Figure record extracts:
┌──
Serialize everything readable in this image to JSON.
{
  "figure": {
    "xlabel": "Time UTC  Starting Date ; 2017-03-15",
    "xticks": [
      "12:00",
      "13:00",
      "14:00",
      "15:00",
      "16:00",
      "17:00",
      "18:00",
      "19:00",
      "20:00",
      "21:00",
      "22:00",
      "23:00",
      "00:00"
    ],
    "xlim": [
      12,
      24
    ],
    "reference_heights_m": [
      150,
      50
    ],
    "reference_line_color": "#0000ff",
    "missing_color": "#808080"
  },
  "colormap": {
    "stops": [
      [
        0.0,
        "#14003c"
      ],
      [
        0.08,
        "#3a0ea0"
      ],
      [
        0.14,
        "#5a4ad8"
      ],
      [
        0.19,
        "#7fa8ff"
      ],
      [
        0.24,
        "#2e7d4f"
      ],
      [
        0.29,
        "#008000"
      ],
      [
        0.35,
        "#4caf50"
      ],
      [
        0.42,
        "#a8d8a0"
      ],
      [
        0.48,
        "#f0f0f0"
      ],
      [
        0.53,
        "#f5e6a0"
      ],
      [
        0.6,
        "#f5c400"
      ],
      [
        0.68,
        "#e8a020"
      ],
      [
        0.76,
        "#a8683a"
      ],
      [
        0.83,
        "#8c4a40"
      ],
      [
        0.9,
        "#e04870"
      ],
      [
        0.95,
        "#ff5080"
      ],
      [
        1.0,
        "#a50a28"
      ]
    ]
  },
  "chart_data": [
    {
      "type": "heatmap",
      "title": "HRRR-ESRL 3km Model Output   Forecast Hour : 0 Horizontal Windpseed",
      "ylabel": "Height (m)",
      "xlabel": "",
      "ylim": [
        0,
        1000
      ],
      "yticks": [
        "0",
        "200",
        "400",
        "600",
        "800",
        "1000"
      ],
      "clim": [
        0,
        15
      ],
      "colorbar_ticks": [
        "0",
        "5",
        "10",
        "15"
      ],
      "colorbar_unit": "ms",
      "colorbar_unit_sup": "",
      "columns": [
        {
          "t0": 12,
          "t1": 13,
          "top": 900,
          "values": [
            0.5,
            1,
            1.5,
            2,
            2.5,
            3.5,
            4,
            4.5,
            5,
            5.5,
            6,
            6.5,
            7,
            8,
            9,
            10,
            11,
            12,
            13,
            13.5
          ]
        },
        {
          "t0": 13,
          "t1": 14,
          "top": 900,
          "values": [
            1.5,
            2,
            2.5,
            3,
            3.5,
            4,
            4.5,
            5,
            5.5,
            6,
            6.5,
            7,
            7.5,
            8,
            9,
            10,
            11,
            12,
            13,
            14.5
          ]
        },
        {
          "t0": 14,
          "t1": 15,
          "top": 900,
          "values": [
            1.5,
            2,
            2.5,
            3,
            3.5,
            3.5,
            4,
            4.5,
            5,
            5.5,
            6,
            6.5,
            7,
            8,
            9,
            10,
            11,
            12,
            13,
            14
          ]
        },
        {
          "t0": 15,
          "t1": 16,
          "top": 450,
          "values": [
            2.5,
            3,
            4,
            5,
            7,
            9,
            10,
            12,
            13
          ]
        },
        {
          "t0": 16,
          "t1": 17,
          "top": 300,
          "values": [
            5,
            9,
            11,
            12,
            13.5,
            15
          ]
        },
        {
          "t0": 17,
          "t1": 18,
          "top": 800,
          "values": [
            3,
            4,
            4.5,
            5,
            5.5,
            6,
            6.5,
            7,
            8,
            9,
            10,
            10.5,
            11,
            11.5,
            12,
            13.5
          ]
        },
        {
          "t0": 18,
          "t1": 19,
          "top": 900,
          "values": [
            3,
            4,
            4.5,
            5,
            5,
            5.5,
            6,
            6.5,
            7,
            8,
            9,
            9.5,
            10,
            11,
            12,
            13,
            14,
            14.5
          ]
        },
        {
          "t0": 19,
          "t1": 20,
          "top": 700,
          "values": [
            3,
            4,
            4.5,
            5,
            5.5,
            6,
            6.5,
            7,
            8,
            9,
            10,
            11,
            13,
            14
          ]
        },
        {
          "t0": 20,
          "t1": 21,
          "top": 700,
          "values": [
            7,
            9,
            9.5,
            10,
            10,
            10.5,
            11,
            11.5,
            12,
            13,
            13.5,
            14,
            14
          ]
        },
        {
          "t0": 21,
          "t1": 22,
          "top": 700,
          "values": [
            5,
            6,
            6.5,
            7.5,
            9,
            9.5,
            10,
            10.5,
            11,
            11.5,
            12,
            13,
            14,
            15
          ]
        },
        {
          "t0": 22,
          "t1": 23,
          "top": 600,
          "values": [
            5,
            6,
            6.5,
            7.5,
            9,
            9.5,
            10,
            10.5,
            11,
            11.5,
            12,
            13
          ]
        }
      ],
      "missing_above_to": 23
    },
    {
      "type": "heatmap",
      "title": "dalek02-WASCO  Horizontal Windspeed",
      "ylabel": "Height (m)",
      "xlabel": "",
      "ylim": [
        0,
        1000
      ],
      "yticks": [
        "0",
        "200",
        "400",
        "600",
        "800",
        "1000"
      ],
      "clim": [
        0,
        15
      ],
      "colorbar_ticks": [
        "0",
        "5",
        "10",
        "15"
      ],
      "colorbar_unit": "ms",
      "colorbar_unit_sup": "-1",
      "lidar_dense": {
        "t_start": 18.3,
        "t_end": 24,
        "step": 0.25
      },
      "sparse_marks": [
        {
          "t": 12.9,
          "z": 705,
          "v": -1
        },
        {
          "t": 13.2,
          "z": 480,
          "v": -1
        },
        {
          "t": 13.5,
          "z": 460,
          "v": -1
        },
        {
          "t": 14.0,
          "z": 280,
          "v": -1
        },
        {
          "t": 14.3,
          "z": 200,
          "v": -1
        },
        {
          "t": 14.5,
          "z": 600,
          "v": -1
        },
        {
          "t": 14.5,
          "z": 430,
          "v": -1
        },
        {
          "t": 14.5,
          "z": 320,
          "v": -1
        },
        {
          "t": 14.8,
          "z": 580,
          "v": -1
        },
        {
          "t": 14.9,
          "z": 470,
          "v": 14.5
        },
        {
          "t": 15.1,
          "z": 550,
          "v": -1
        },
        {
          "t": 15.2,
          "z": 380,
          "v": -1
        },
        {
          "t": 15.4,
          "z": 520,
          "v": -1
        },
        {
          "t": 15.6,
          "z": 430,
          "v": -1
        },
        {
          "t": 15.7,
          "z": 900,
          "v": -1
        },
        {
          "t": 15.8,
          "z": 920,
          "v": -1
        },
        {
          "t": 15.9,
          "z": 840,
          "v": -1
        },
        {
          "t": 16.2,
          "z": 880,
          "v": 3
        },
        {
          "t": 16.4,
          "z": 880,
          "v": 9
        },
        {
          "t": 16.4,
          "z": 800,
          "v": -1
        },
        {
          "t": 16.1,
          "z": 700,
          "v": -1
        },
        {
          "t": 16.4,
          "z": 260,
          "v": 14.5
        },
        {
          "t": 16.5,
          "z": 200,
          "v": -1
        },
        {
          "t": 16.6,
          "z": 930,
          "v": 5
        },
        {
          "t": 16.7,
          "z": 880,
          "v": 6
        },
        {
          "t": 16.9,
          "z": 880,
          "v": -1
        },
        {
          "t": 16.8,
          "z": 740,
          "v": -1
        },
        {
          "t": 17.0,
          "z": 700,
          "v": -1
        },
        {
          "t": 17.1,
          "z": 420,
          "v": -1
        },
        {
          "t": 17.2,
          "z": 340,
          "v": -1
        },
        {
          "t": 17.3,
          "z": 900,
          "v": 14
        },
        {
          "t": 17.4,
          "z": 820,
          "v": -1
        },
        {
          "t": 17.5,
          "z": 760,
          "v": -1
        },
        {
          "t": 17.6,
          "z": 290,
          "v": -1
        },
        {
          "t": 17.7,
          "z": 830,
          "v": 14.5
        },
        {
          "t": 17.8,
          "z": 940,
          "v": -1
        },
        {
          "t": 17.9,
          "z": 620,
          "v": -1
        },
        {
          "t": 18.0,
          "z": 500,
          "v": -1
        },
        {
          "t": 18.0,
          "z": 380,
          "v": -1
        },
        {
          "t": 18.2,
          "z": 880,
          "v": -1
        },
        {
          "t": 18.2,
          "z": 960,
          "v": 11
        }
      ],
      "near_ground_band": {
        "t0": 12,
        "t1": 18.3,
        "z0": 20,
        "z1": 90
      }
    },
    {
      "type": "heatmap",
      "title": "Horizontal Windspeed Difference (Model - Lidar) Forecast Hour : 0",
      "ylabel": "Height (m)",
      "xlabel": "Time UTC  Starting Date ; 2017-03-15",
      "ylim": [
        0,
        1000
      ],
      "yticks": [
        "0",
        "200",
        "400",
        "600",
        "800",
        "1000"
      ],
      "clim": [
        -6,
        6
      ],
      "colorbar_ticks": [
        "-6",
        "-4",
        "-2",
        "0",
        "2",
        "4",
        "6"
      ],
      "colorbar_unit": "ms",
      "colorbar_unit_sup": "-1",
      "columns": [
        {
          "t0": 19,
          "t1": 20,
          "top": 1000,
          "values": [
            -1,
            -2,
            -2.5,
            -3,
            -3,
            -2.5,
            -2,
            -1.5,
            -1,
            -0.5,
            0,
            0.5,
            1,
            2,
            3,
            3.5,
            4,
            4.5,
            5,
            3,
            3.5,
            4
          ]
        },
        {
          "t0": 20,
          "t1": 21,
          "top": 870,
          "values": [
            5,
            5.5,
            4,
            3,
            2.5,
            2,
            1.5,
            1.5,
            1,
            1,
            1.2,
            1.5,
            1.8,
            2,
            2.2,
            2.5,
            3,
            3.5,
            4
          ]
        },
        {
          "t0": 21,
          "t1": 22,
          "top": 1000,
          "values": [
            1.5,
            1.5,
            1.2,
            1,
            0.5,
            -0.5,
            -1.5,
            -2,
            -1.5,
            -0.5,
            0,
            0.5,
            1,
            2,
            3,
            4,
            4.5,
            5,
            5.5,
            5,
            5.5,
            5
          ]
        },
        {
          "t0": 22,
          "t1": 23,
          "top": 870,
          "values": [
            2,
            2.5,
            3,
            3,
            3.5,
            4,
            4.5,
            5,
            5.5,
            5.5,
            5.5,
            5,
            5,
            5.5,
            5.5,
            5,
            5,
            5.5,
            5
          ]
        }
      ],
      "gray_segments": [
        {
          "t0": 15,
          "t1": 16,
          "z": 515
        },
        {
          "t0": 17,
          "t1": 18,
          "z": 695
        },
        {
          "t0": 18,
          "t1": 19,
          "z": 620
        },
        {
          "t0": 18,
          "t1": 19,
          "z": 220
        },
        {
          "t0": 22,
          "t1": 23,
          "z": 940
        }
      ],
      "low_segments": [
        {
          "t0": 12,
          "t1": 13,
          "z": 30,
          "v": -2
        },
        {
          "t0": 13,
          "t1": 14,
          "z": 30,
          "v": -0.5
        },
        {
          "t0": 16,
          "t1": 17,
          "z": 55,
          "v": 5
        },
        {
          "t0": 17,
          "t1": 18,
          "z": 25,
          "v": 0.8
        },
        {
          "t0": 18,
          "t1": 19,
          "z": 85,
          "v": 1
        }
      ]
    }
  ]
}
└──
Scan the material for lines with the word "xlabel", and copy each line you find.

(Solution for this task):
    "xlabel": "Time UTC  Starting Date ; 2017-03-15",
      "xlabel": "",
      "xlabel": "",
      "xlabel": "Time UTC  Starting Date ; 2017-03-15",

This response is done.